— BEGIN Material supplied —
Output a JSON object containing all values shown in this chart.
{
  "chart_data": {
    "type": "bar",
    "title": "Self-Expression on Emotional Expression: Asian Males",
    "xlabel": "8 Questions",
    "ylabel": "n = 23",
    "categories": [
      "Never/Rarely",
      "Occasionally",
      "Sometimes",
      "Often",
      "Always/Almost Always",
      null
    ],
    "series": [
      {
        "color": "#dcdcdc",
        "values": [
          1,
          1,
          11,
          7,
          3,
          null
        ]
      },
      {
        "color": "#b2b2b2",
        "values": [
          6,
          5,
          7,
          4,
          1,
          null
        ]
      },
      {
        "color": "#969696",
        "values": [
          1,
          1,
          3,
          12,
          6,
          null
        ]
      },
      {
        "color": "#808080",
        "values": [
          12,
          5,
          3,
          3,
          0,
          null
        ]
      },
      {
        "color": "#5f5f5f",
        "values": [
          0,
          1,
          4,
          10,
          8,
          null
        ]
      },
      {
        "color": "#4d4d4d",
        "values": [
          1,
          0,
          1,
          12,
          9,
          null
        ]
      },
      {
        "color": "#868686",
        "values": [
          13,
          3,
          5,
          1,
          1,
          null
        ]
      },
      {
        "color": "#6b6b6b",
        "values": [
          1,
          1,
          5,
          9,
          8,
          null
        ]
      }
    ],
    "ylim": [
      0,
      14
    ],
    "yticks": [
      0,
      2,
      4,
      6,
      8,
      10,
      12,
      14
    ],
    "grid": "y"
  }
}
— END Material supplied —
**Exercise prompt:** Return each line of the data exactly as written above.

**Expected answer:**
Output a JSON object containing all values shown in this chart.
{
  "chart_data": {
    "type": "bar",
    "title": "Self-Expression on Emotional Expression: Asian Males",
    "xlabel": "8 Questions",
    "ylabel": "n = 23",
    "categories": [
      "Never/Rarely",
      "Occasionally",
      "Sometimes",
      "Often",
      "Always/Almost Always",
      null
    ],
    "series": [
      {
        "color": "#dcdcdc",
        "values": [
          1,
          1,
          11,
          7,
          3,
          null
        ]
      },
      {
        "color": "#b2b2b2",
        "values": [
          6,
          5,
          7,
          4,
          1,
          null
        ]
      },
      {
        "color": "#969696",
        "values": [
          1,
          1,
          3,
          12,
          6,
          null
        ]
      },
      {
        "color": "#808080",
        "values": [
          12,
          5,
          3,
          3,
          0,
          null
        ]
      },
      {
        "color": "#5f5f5f",
        "values": [
          0,
          1,
          4,
          10,
          8,
          null
        ]
      },
      {
        "color": "#4d4d4d",
        "values": [
          1,
          0,
          1,
          12,
          9,
          null
        ]
      },
      {
        "color": "#868686",
        "values": [
          13,
          3,
          5,
          1,
          1,
          null
        ]
      },
      {
        "color": "#6b6b6b",
        "values": [
          1,
          1,
          5,
          9,
          8,
          null
        ]
      }
    ],
    "ylim": [
      0,
      14
    ],
    "yticks": [
      0,
      2,
      4,
      6,
      8,
      10,
      12,
      14
    ],
    "grid": "y"
  }
}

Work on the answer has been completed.